Identify each line below that contains the word "teams", and copy it out.

* [Data extracted from a collection]:
━━━━
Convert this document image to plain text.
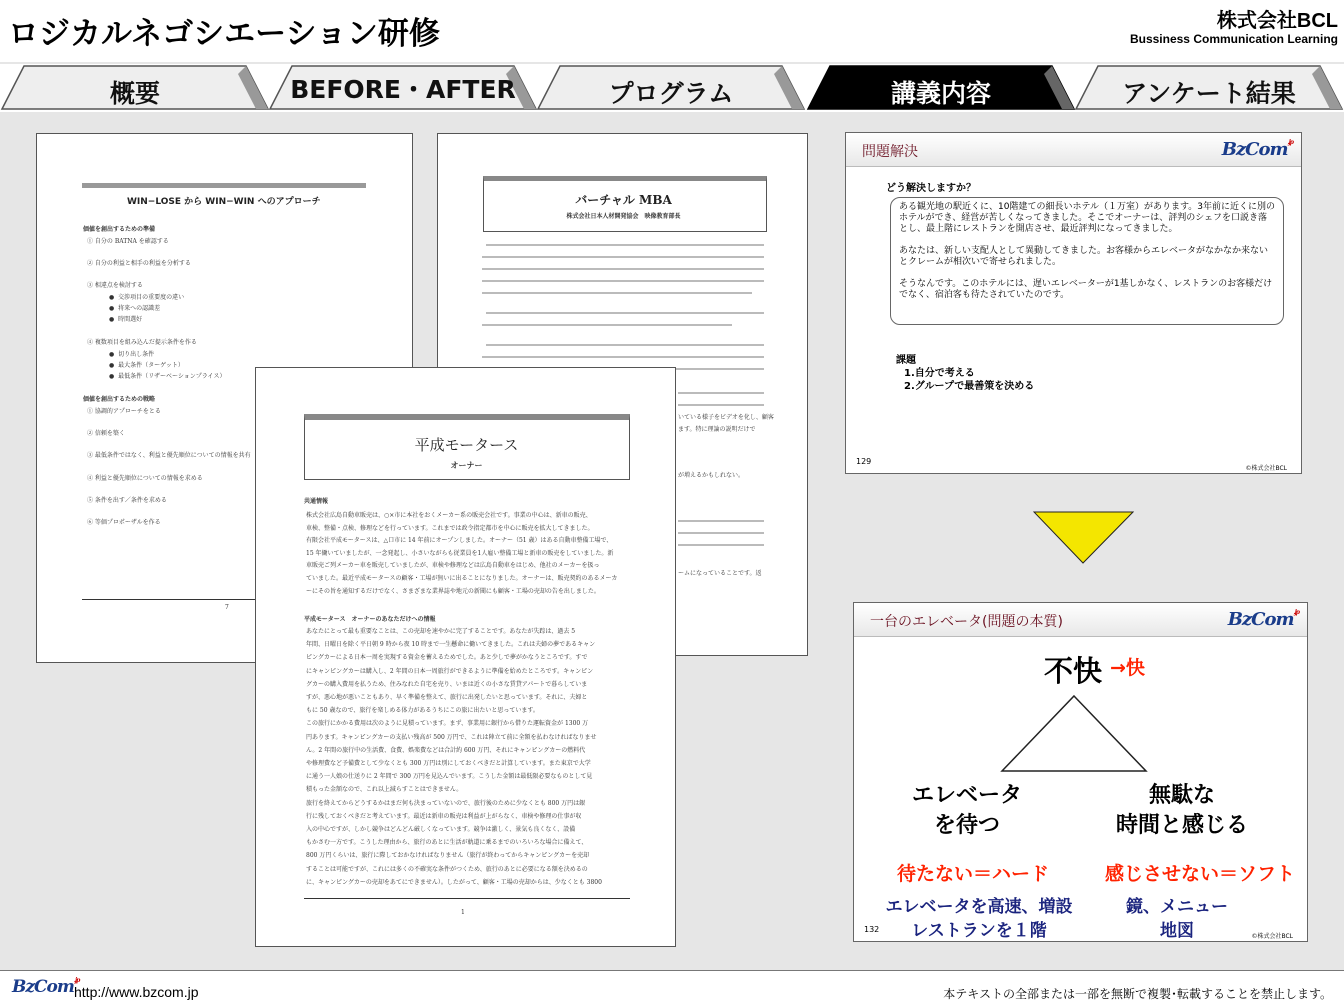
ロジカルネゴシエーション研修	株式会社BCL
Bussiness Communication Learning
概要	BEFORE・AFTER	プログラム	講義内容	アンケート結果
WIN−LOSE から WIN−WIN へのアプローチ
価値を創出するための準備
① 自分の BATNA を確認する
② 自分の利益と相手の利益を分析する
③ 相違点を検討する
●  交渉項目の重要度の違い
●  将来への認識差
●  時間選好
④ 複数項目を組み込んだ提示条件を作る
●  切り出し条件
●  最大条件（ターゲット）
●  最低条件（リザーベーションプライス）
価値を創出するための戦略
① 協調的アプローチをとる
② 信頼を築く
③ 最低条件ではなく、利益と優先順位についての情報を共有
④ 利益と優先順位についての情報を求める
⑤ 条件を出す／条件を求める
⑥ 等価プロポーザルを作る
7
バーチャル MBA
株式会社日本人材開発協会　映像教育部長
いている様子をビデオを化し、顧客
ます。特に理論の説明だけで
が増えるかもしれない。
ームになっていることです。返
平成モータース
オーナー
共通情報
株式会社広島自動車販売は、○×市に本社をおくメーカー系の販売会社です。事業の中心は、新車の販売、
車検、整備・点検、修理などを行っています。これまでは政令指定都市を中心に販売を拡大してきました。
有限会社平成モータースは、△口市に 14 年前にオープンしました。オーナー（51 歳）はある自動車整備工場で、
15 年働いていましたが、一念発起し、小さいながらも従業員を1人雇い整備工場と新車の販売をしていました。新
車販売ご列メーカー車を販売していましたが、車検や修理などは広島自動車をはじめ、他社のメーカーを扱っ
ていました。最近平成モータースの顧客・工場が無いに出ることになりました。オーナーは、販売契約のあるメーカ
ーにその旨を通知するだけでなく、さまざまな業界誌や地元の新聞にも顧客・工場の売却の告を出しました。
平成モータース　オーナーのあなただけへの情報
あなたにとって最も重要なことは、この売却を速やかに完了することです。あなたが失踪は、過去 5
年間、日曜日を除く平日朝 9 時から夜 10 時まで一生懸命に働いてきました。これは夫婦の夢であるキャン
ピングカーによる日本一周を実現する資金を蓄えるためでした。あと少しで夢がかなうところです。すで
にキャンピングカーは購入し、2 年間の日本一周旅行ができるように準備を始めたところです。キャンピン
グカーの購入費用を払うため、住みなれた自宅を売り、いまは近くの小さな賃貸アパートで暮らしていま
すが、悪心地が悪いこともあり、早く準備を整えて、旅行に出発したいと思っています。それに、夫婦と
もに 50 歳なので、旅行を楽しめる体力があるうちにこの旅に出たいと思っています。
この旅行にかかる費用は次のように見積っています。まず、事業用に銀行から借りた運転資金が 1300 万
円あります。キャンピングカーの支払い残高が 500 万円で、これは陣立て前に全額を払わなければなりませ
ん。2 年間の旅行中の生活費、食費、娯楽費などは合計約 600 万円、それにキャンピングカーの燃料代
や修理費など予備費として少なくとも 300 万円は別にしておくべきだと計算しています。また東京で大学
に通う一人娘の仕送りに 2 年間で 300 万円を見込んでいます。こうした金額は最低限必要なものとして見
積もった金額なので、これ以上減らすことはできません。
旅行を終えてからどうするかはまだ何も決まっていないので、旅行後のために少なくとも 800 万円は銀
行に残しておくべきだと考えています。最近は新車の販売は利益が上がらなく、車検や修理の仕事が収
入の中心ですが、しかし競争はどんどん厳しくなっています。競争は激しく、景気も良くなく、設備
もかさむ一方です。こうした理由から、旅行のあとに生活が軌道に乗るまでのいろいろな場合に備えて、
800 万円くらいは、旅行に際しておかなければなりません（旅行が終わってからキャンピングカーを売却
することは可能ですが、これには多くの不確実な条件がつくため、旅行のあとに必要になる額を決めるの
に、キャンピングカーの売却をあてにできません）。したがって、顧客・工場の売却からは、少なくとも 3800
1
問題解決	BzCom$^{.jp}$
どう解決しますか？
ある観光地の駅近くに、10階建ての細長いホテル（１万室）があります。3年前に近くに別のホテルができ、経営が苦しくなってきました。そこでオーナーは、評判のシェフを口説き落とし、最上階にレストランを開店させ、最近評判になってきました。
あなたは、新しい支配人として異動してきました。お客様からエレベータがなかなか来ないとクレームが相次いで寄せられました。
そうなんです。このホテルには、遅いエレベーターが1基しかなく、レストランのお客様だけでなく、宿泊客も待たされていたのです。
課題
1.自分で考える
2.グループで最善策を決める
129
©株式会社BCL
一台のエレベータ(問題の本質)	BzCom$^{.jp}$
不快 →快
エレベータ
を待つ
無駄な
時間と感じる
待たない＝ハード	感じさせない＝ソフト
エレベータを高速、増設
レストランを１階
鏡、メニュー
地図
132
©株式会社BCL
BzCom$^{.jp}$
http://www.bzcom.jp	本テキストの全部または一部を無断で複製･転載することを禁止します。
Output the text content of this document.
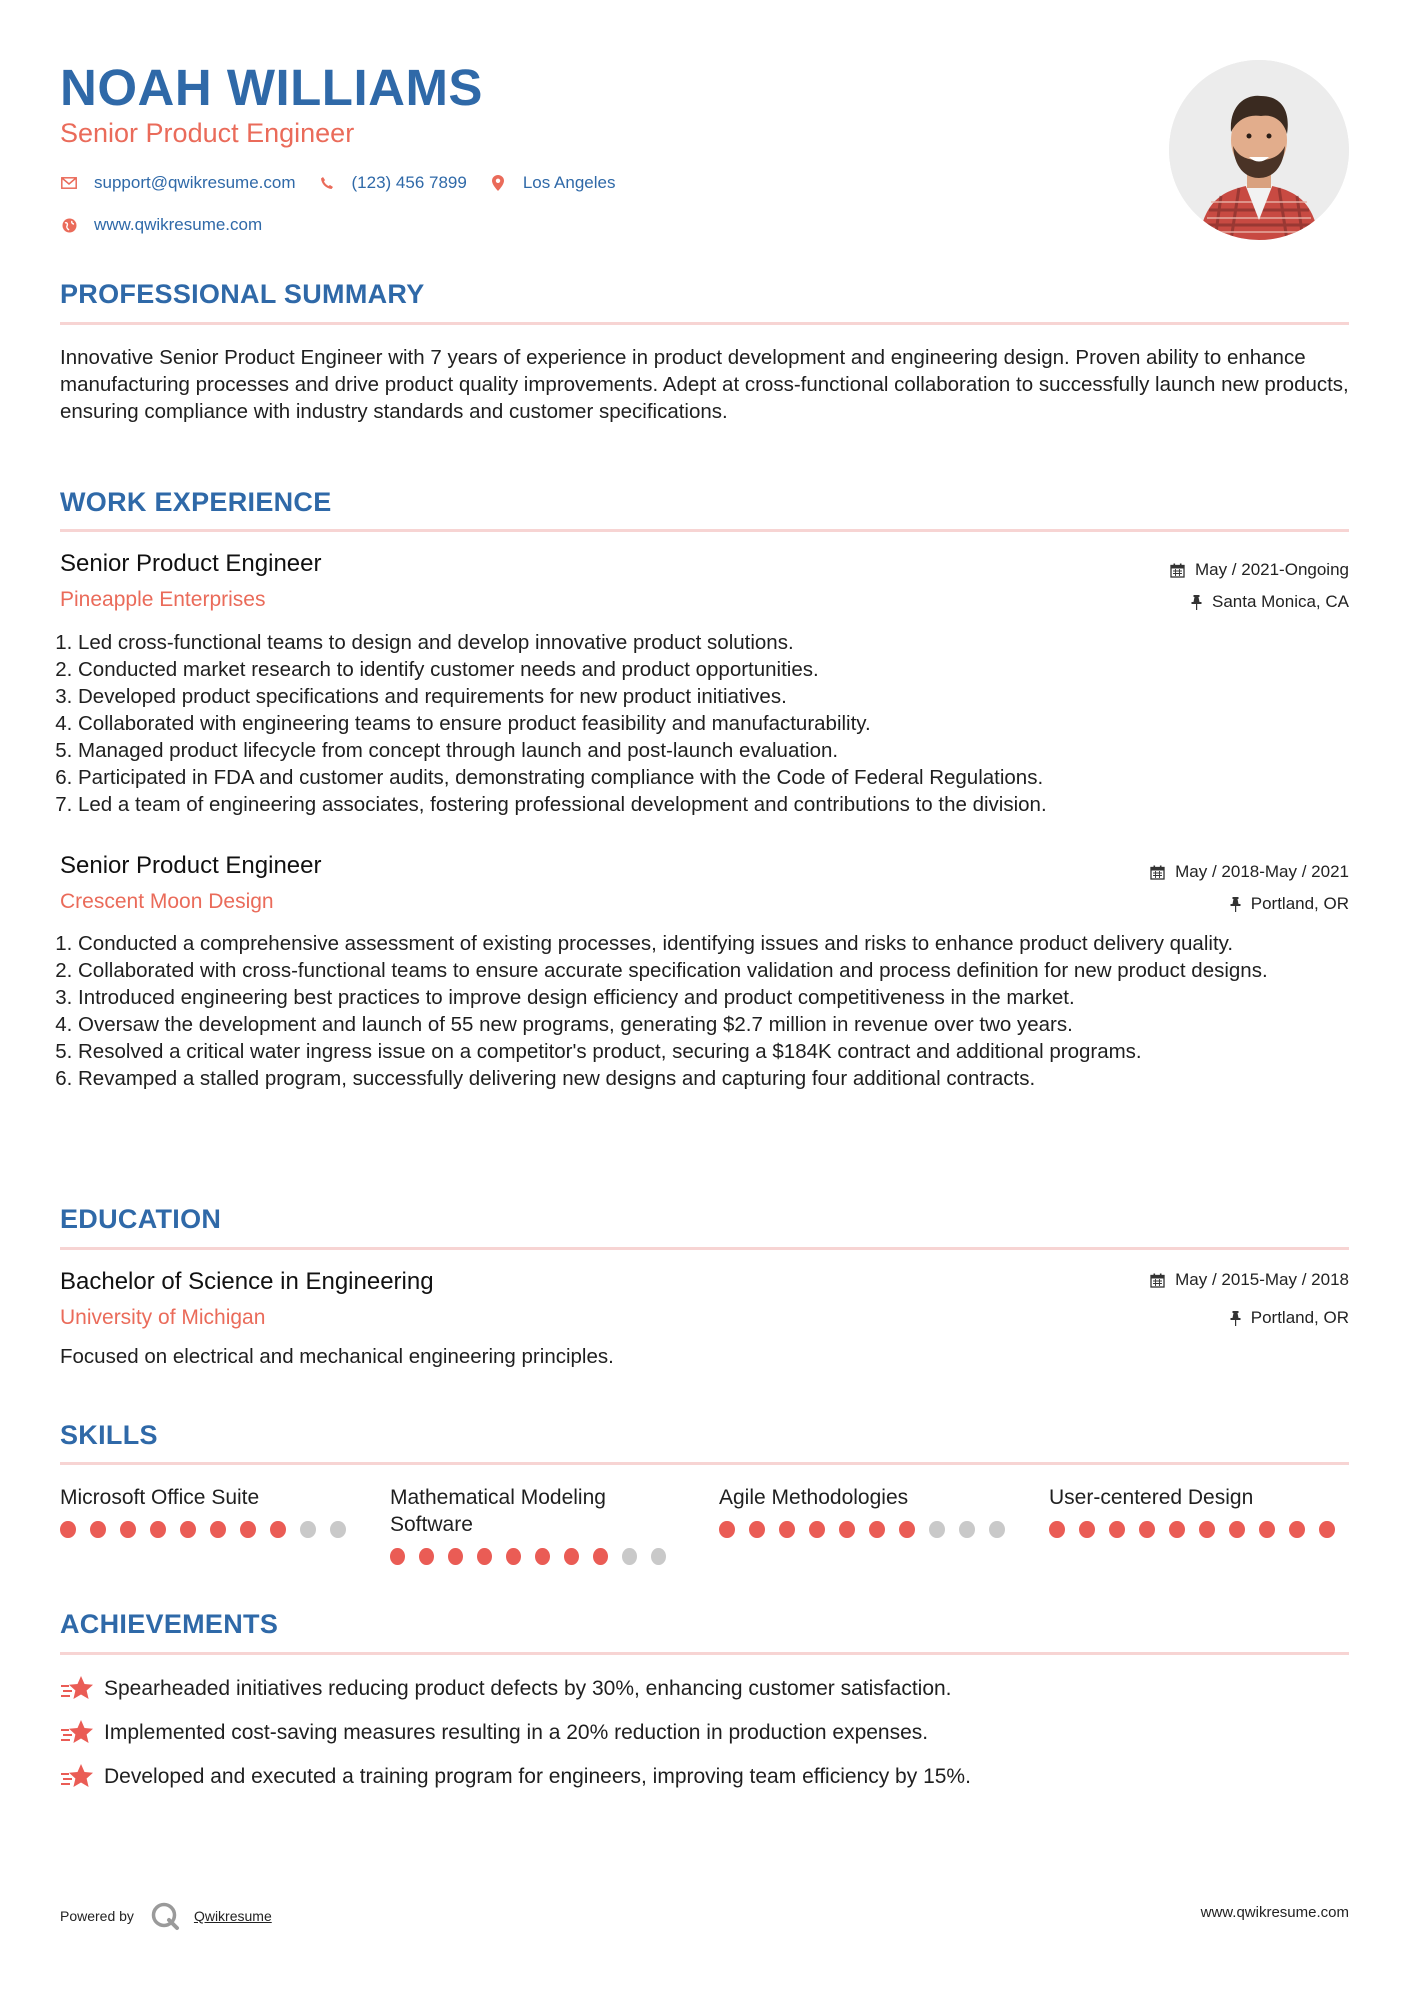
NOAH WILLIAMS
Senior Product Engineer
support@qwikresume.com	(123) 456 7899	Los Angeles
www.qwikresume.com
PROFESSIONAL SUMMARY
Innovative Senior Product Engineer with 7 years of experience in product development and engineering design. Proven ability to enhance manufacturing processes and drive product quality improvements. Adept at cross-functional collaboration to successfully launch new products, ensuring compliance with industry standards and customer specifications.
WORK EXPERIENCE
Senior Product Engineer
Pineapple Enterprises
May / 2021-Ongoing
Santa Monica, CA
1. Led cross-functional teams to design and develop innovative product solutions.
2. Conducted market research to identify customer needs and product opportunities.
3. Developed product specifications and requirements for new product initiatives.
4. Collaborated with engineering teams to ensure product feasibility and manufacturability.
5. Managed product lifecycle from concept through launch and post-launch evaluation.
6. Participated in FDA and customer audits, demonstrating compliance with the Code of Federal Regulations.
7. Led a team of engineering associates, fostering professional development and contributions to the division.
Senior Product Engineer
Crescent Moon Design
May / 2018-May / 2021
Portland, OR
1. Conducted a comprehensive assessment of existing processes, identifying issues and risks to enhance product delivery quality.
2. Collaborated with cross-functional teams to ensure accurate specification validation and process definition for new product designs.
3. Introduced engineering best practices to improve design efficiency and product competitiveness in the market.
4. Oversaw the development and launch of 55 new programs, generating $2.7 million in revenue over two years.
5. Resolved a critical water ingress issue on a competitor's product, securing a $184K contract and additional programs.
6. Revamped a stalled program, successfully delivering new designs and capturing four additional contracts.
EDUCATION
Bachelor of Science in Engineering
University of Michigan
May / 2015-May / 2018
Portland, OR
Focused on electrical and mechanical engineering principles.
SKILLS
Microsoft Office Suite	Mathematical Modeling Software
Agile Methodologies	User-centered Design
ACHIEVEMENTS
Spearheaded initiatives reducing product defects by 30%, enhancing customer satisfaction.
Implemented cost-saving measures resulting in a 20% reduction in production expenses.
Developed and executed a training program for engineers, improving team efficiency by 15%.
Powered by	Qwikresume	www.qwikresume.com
━━━━
* [Solution]:
1. Led cross-functional teams to design and develop innovative product solutions.
4. Collaborated with engineering teams to ensure product feasibility and manufacturability.
2. Collaborated with cross-functional teams to ensure accurate specification validation and process definition for new product designs.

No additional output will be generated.